***** Textauszug *****
Keine Straftat, dennoch in Haft
Jedes Jahr inhaftiert der Kanton Bern Hunderte Ausländer*innen wegen fehlendem Aufenthaltsrecht. Das ist rechtlich heikel. Trotzdem fehlen verlässliche Daten, wie Recherchen der «Hauptstadt» zeigen.
Die grösste Justizvollzugsanstalt des Kantons Bern liegt unter einem prächtigen Herbsthimmel. In den Geräuschteppich des riesigen Landwirtschaftsbetriebs, den die Insassen hier beackern, mischt sich Baulärm. In Witzwil wird umgebaut.
Ende Jahr eröffnet die Anstalt eine neue Abteilung. Der Kanton Bern schafft 36 Plätze für ausländerrechtliche Administrativhaft, umgangssprachlich besser bekannt als Ausschaffungshaft.
Der neue Trakt, der hier entsteht, muss hermetisch abgetrennt sein vom Rest der Anstalt. Die eine Art Insassen darf die andere nicht sehen. Die beiden Gruppen dürfen nicht am selben Ort arbeiten. Nicht zur selben Zeit Sport treiben. Nicht den gleichen Spazierhof verwenden.
Sie dürfen sich nicht begegnen, auch wenn sie nur wenige Meter voneinander entfernt eingesperrt sind, in identischen Zellen.
***** Bereitgestellte Datensätze *****
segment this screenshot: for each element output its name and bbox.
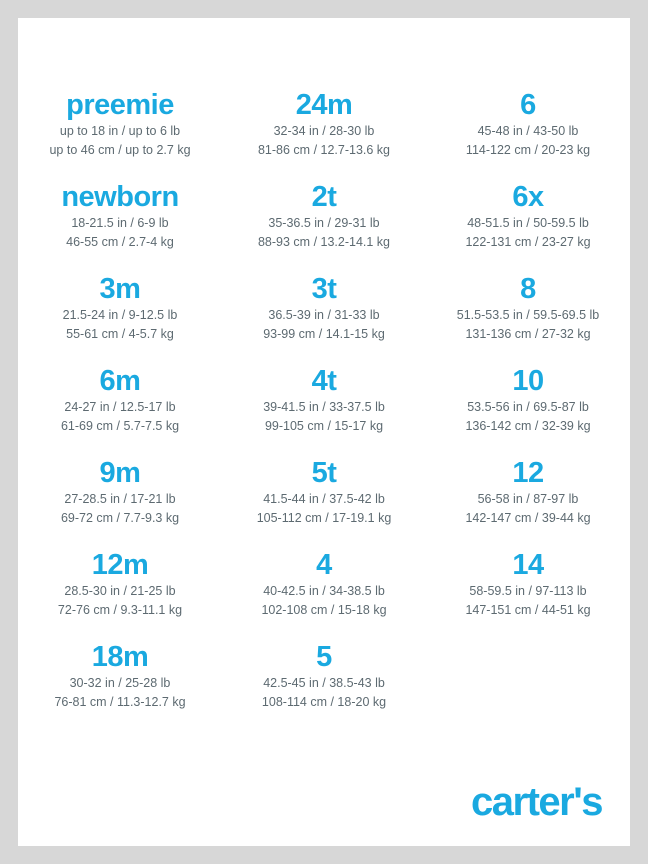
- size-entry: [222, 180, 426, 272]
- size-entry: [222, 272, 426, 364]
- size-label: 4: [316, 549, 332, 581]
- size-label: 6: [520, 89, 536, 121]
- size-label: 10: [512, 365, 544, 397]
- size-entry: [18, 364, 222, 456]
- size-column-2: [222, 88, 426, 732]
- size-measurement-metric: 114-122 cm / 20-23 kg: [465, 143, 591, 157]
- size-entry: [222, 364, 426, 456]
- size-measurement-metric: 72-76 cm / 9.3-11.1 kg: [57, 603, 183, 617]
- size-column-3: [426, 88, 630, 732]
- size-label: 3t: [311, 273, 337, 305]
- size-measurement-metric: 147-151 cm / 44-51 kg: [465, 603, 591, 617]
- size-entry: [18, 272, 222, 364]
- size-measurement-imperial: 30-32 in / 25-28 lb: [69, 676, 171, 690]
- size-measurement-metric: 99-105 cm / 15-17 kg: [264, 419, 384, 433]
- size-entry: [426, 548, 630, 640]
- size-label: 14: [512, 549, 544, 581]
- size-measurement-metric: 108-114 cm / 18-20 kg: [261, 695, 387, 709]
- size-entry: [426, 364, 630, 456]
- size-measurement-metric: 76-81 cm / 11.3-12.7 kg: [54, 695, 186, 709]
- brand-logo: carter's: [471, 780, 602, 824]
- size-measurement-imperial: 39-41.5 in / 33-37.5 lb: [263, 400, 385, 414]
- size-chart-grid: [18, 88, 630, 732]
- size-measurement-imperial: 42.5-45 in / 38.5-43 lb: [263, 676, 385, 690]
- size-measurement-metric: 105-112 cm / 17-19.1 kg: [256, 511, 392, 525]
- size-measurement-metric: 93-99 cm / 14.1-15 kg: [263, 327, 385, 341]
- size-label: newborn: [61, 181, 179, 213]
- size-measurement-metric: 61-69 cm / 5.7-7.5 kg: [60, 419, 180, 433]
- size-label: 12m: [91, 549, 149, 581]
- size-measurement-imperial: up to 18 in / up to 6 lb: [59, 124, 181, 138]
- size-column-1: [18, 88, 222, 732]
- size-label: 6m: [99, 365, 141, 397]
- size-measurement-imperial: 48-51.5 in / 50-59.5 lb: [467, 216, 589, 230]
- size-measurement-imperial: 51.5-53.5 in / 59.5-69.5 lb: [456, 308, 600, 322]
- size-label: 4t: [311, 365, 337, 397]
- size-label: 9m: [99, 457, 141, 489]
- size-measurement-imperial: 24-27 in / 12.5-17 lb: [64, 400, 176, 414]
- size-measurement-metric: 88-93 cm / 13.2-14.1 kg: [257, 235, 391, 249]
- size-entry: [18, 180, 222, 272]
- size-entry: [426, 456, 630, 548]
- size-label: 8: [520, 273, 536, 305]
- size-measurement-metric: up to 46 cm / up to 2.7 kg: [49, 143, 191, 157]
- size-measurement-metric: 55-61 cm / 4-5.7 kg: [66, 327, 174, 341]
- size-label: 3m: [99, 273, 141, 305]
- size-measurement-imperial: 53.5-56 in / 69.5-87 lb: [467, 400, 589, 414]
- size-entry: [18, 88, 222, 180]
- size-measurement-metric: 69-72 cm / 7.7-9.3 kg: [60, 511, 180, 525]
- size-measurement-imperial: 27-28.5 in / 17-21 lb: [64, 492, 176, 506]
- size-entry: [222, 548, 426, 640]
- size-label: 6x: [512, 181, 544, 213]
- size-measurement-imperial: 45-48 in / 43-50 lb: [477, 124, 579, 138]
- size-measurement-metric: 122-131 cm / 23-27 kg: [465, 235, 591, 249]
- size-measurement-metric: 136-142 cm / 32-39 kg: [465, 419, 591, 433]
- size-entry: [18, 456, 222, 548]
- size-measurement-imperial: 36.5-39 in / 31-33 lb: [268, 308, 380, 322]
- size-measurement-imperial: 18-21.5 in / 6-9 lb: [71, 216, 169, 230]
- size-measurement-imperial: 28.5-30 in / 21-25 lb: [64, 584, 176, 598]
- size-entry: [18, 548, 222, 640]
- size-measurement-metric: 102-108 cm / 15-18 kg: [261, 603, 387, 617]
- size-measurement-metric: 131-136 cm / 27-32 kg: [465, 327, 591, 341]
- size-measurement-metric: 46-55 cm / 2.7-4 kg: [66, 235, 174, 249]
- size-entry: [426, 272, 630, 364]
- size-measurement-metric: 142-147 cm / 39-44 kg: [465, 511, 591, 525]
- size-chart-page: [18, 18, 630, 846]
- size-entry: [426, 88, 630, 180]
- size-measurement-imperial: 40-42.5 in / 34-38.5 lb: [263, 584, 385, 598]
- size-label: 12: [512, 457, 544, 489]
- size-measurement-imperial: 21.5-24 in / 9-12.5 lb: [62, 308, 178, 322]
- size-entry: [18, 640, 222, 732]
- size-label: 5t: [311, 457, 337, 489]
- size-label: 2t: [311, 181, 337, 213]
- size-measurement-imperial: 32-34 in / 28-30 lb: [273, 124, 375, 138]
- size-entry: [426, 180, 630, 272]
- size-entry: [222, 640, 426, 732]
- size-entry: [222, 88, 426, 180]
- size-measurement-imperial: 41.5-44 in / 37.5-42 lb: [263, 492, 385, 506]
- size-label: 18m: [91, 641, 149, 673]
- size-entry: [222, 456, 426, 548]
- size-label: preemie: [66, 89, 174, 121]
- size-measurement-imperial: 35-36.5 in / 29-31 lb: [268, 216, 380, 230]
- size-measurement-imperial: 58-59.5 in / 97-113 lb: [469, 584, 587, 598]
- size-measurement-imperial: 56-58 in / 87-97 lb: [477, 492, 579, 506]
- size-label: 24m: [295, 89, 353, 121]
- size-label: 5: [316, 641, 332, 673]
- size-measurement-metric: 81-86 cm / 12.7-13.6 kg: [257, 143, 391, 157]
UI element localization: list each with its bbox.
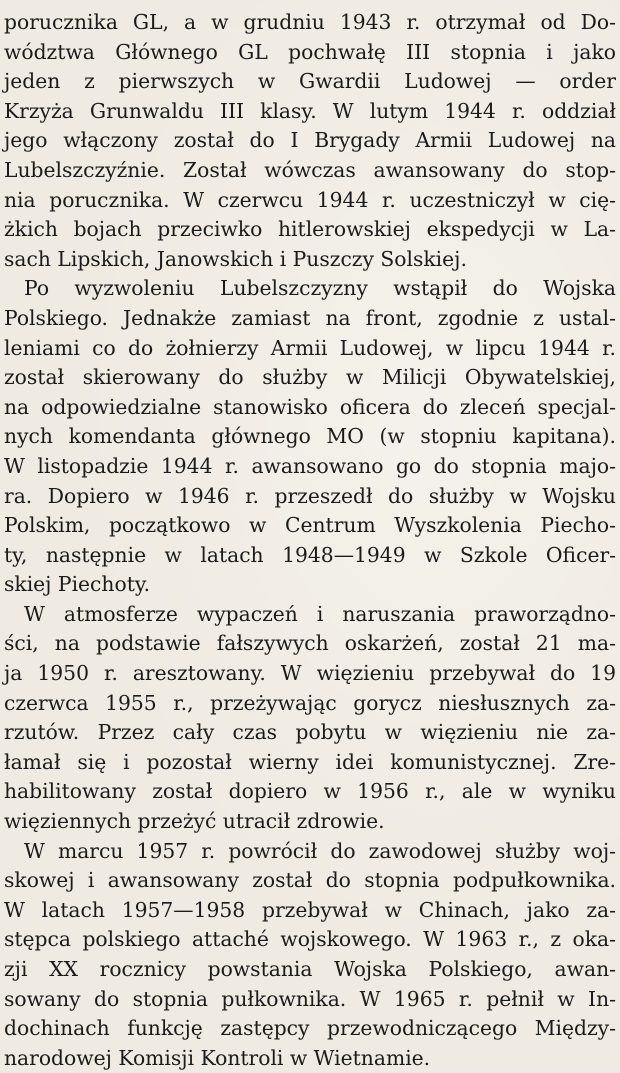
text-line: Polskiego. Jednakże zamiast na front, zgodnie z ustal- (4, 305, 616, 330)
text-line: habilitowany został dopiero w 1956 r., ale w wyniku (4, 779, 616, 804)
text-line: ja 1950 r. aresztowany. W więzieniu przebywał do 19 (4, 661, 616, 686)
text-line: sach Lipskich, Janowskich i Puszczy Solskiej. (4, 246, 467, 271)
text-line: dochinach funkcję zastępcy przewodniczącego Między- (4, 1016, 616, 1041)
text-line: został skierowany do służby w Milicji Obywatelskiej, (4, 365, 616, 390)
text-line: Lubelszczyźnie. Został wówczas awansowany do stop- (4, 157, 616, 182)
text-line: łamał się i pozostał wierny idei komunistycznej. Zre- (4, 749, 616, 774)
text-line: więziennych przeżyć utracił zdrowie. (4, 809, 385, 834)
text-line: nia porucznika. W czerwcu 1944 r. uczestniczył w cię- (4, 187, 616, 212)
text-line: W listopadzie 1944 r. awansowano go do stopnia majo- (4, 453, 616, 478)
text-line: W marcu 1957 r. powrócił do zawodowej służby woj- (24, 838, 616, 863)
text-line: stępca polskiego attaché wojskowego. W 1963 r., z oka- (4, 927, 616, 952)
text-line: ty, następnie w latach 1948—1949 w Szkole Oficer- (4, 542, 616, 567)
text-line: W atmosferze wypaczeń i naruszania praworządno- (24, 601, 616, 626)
*****
● **Aufgabenstellung**
Setzen Sie den Text über die Ausschaffungshaft in Witzwil im Anschluss an seinen letzten Satz fort.

● **Lösung**
Die Anstalt hat einen Sichtschutz anbringen lassen, dort, wo der Teil für Administrativhaft mit dem für den Strafvollzug zusammentrifft: Lochblech und Milchglas. Dahinter eine weitere Fensterreihe, die immer geschlossen bleiben wird, damit auch Geräusche nicht die Seiten wechseln.
Seit 2018 vollzieht der Kanton die Administrativhaft im früheren Regionalgefängnis Moutier. Damit ist Ende Jahr Schluss, weil die Gemeinde den Kanton wechselt. Darum kommt die Administrativhaft nach Witzwil.
Noch sind die Sanierungsarbeiten in vollem Gang. Bereits im Dezember werden aber die ersten Männer die Zellen hinter dem Sichtschutz beziehen: Ausländer, die die Schweiz verlassen müssen. Meistens, weil ihr Asylgesuch abgelehnt wurde. Gehen sie nicht freiwillig, können die kantonalen Migrationsbehörden sie inhaftieren.
Mit Straftaten hat die Administrativhaft nichts zu tun. Deshalb darf sie nicht vermischt sein mit dem Strafvollzug. Das schreiben Gesetze vor. Sie darf eigentlich auch nicht wie ein Gefängnis wirken. Trotzdem ist es Haft. Ein schmaler Grat.
Recherche der «Hauptstadt»
Haft ist einer der schwersten Eingriffe in die Grundrechte von Menschen, die der Staat vornehmen darf. Bei der ausländerrechtlichen Administrativhaft ist der Grund keine Straftat, sondern allein der illegale Aufenthalt in der Schweiz. Das macht diese Form der Haft menschenrechtlich noch heikler.
Die «Hauptstadt» hat die Administrativhaft im Kanton Bern genau betrachtet. Die Recherche wurde vom Recherchefonds JournaFONDS finanziell unterstützt.
Die «Hauptstadt» hat:
Behörden befragt, Berichte und Statistiken analysiert.
Die zukünftige Haftanstalt in Witzwil besucht, die bessere Bedingungen verspricht.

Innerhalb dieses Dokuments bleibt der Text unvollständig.